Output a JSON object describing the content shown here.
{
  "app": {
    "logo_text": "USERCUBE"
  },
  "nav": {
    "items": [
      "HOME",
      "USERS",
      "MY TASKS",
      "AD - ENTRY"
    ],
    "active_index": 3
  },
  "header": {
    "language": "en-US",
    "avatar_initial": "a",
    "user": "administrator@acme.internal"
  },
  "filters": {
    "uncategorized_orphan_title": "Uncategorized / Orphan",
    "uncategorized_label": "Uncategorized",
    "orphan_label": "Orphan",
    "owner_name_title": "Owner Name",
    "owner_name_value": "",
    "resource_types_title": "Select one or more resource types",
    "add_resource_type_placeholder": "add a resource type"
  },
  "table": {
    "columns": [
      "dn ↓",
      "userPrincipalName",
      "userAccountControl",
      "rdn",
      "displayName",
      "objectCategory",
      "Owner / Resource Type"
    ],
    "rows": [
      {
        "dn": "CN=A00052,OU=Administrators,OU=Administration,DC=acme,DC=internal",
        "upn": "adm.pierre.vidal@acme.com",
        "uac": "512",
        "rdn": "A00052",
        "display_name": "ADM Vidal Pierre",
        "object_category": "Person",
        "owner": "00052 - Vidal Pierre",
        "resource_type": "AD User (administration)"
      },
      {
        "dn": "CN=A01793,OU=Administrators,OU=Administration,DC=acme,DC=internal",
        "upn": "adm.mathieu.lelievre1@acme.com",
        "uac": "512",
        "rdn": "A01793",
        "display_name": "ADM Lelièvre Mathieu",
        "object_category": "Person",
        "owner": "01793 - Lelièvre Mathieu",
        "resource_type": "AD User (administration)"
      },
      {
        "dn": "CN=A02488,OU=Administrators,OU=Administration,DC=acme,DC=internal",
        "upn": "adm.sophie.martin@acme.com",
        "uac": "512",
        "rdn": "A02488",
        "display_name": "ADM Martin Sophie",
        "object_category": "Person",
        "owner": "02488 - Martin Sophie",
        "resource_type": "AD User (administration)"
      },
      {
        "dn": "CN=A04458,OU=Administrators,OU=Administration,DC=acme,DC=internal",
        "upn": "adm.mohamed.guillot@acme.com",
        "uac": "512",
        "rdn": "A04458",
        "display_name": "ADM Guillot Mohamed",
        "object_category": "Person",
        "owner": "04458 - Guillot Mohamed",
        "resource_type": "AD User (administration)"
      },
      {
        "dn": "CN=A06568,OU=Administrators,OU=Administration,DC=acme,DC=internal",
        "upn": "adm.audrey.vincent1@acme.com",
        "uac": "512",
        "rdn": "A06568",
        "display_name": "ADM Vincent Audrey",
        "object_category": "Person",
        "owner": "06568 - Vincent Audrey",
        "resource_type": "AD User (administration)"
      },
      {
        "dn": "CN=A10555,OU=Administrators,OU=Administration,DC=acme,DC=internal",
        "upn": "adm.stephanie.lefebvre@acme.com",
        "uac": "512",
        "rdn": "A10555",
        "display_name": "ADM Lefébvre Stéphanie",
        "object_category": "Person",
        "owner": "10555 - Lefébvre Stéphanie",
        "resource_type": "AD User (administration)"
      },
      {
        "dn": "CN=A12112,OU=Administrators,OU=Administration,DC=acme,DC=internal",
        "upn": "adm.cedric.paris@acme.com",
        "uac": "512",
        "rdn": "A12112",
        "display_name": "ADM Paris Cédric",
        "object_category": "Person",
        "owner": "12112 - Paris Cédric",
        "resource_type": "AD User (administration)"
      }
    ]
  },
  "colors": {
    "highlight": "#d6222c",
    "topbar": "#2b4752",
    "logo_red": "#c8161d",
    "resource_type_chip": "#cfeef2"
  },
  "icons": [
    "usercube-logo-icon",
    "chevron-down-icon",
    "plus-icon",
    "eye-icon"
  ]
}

**What is required**
Take the lines above and retype all of them exactly.

**Written answer**
Output a JSON object describing the content shown here.
{
  "app": {
    "logo_text": "USERCUBE"
  },
  "nav": {
    "items": [
      "HOME",
      "USERS",
      "MY TASKS",
      "AD - ENTRY"
    ],
    "active_index": 3
  },
  "header": {
    "language": "en-US",
    "avatar_initial": "a",
    "user": "administrator@acme.internal"
  },
  "filters": {
    "uncategorized_orphan_title": "Uncategorized / Orphan",
    "uncategorized_label": "Uncategorized",
    "orphan_label": "Orphan",
    "owner_name_title": "Owner Name",
    "owner_name_value": "",
    "resource_types_title": "Select one or more resource types",
    "add_resource_type_placeholder": "add a resource type"
  },
  "table": {
    "columns": [
      "dn ↓",
      "userPrincipalName",
      "userAccountControl",
      "rdn",
      "displayName",
      "objectCategory",
      "Owner / Resource Type"
    ],
    "rows": [
      {
        "dn": "CN=A00052,OU=Administrators,OU=Administration,DC=acme,DC=internal",
        "upn": "adm.pierre.vidal@acme.com",
        "uac": "512",
        "rdn": "A00052",
        "display_name": "ADM Vidal Pierre",
        "object_category": "Person",
        "owner": "00052 - Vidal Pierre",
        "resource_type": "AD User (administration)"
      },
      {
        "dn": "CN=A01793,OU=Administrators,OU=Administration,DC=acme,DC=internal",
        "upn": "adm.mathieu.lelievre1@acme.com",
        "uac": "512",
        "rdn": "A01793",
        "display_name": "ADM Lelièvre Mathieu",
        "object_category": "Person",
        "owner": "01793 - Lelièvre Mathieu",
        "resource_type": "AD User (administration)"
      },
      {
        "dn": "CN=A02488,OU=Administrators,OU=Administration,DC=acme,DC=internal",
        "upn": "adm.sophie.martin@acme.com",
        "uac": "512",
        "rdn": "A02488",
        "display_name": "ADM Martin Sophie",
        "object_category": "Person",
        "owner": "02488 - Martin Sophie",
        "resource_type": "AD User (administration)"
      },
      {
        "dn": "CN=A04458,OU=Administrators,OU=Administration,DC=acme,DC=internal",
        "upn": "adm.mohamed.guillot@acme.com",
        "uac": "512",
        "rdn": "A04458",
        "display_name": "ADM Guillot Mohamed",
        "object_category": "Person",
        "owner": "04458 - Guillot Mohamed",
        "resource_type": "AD User (administration)"
      },
      {
        "dn": "CN=A06568,OU=Administrators,OU=Administration,DC=acme,DC=internal",
        "upn": "adm.audrey.vincent1@acme.com",
        "uac": "512",
        "rdn": "A06568",
        "display_name": "ADM Vincent Audrey",
        "object_category": "Person",
        "owner": "06568 - Vincent Audrey",
        "resource_type": "AD User (administration)"
      },
      {
        "dn": "CN=A10555,OU=Administrators,OU=Administration,DC=acme,DC=internal",
        "upn": "adm.stephanie.lefebvre@acme.com",
        "uac": "512",
        "rdn": "A10555",
        "display_name": "ADM Lefébvre Stéphanie",
        "object_category": "Person",
        "owner": "10555 - Lefébvre Stéphanie",
        "resource_type": "AD User (administration)"
      },
      {
        "dn": "CN=A12112,OU=Administrators,OU=Administration,DC=acme,DC=internal",
        "upn": "adm.cedric.paris@acme.com",
        "uac": "512",
        "rdn": "A12112",
        "display_name": "ADM Paris Cédric",
        "object_category": "Person",
        "owner": "12112 - Paris Cédric",
        "resource_type": "AD User (administration)"
      }
    ]
  },
  "colors": {
    "highlight": "#d6222c",
    "topbar": "#2b4752",
    "logo_red": "#c8161d",
    "resource_type_chip": "#cfeef2"
  },
  "icons": [
    "usercube-logo-icon",
    "chevron-down-icon",
    "plus-icon",
    "eye-icon"
  ]
}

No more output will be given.